#### Supplied records ####
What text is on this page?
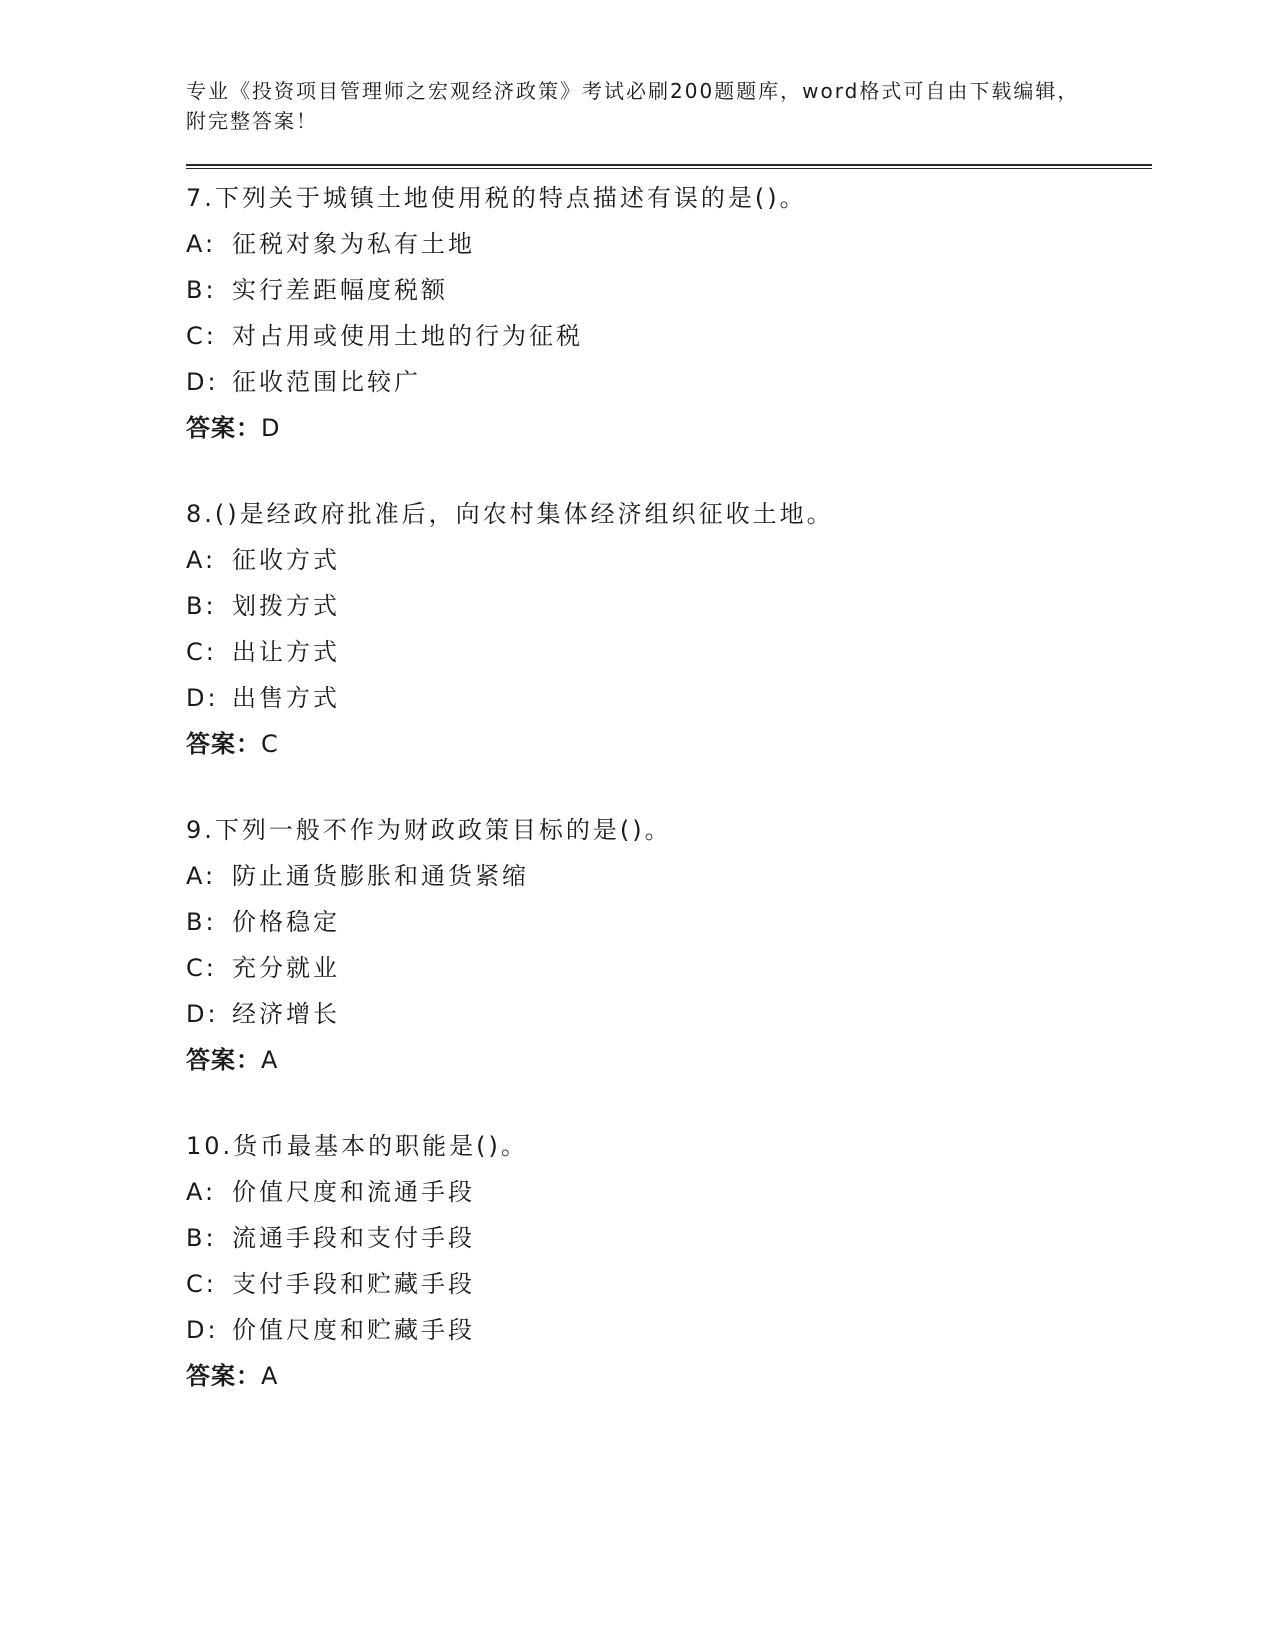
专业《投资项目管理师之宏观经济政策》考试必刷200题题库，word格式可自由下载编辑，附完整答案！

7.下列关于城镇土地使用税的特点描述有误的是()。
A: 征税对象为私有土地
B: 实行差距幅度税额
C: 对占用或使用土地的行为征税
D: 征收范围比较广
答案：D
8.()是经政府批准后，向农村集体经济组织征收土地。
A: 征收方式
B: 划拨方式
C: 出让方式
D: 出售方式
答案：C
9.下列一般不作为财政政策目标的是()。
A: 防止通货膨胀和通货紧缩
B: 价格稳定
C: 充分就业
D: 经济增长
答案：A
10.货币最基本的职能是()。
A: 价值尺度和流通手段
B: 流通手段和支付手段
C: 支付手段和贮藏手段
D: 价值尺度和贮藏手段
答案：A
####
— What to do —
Output all of the data exactly as it stands, minus any images.

— Finished exercise —
What text is on this page?
专业《投资项目管理师之宏观经济政策》考试必刷200题题库，word格式可自由下载编辑，附完整答案！

7.下列关于城镇土地使用税的特点描述有误的是()。
A: 征税对象为私有土地
B: 实行差距幅度税额
C: 对占用或使用土地的行为征税
D: 征收范围比较广
答案：D
8.()是经政府批准后，向农村集体经济组织征收土地。
A: 征收方式
B: 划拨方式
C: 出让方式
D: 出售方式
答案：C
9.下列一般不作为财政政策目标的是()。
A: 防止通货膨胀和通货紧缩
B: 价格稳定
C: 充分就业
D: 经济增长
答案：A
10.货币最基本的职能是()。
A: 价值尺度和流通手段
B: 流通手段和支付手段
C: 支付手段和贮藏手段
D: 价值尺度和贮藏手段
答案：A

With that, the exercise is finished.